<<<<

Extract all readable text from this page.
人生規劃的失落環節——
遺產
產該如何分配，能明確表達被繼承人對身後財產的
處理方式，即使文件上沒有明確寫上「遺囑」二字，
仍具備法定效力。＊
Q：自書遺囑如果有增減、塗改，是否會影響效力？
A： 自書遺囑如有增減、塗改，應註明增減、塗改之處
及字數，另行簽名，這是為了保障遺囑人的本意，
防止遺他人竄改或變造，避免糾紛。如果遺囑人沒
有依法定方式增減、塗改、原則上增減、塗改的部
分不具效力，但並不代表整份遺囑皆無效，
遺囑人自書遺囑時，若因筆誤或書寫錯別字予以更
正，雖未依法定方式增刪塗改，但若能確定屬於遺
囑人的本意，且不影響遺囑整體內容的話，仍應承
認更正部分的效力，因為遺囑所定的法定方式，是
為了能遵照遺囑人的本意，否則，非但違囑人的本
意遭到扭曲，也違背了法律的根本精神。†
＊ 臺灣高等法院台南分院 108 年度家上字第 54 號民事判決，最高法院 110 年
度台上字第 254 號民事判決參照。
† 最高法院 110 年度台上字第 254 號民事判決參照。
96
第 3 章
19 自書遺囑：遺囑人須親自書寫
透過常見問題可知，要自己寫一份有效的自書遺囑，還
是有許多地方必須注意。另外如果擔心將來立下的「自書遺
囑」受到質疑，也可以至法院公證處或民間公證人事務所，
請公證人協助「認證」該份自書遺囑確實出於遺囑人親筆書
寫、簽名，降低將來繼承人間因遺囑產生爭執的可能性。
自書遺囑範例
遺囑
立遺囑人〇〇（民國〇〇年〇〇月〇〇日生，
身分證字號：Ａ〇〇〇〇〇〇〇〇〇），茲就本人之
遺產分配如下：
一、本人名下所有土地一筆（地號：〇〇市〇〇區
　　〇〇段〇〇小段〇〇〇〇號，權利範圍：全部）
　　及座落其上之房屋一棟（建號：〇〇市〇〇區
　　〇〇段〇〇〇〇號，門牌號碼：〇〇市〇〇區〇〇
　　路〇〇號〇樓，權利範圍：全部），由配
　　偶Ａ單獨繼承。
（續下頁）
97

>>>>

**What to produce:** Repeat the records exactly, including every line.

**Response:**
Extract all readable text from this page.
人生規劃的失落環節——
遺產
產該如何分配，能明確表達被繼承人對身後財產的
處理方式，即使文件上沒有明確寫上「遺囑」二字，
仍具備法定效力。＊
Q：自書遺囑如果有增減、塗改，是否會影響效力？
A： 自書遺囑如有增減、塗改，應註明增減、塗改之處
及字數，另行簽名，這是為了保障遺囑人的本意，
防止遺他人竄改或變造，避免糾紛。如果遺囑人沒
有依法定方式增減、塗改、原則上增減、塗改的部
分不具效力，但並不代表整份遺囑皆無效，
遺囑人自書遺囑時，若因筆誤或書寫錯別字予以更
正，雖未依法定方式增刪塗改，但若能確定屬於遺
囑人的本意，且不影響遺囑整體內容的話，仍應承
認更正部分的效力，因為遺囑所定的法定方式，是
為了能遵照遺囑人的本意，否則，非但違囑人的本
意遭到扭曲，也違背了法律的根本精神。†
＊ 臺灣高等法院台南分院 108 年度家上字第 54 號民事判決，最高法院 110 年
度台上字第 254 號民事判決參照。
† 最高法院 110 年度台上字第 254 號民事判決參照。
96
第 3 章
19 自書遺囑：遺囑人須親自書寫
透過常見問題可知，要自己寫一份有效的自書遺囑，還
是有許多地方必須注意。另外如果擔心將來立下的「自書遺
囑」受到質疑，也可以至法院公證處或民間公證人事務所，
請公證人協助「認證」該份自書遺囑確實出於遺囑人親筆書
寫、簽名，降低將來繼承人間因遺囑產生爭執的可能性。
自書遺囑範例
遺囑
立遺囑人〇〇（民國〇〇年〇〇月〇〇日生，
身分證字號：Ａ〇〇〇〇〇〇〇〇〇），茲就本人之
遺產分配如下：
一、本人名下所有土地一筆（地號：〇〇市〇〇區
　　〇〇段〇〇小段〇〇〇〇號，權利範圍：全部）
　　及座落其上之房屋一棟（建號：〇〇市〇〇區
　　〇〇段〇〇〇〇號，門牌號碼：〇〇市〇〇區〇〇
　　路〇〇號〇樓，權利範圍：全部），由配
　　偶Ａ單獨繼承。
（續下頁）
97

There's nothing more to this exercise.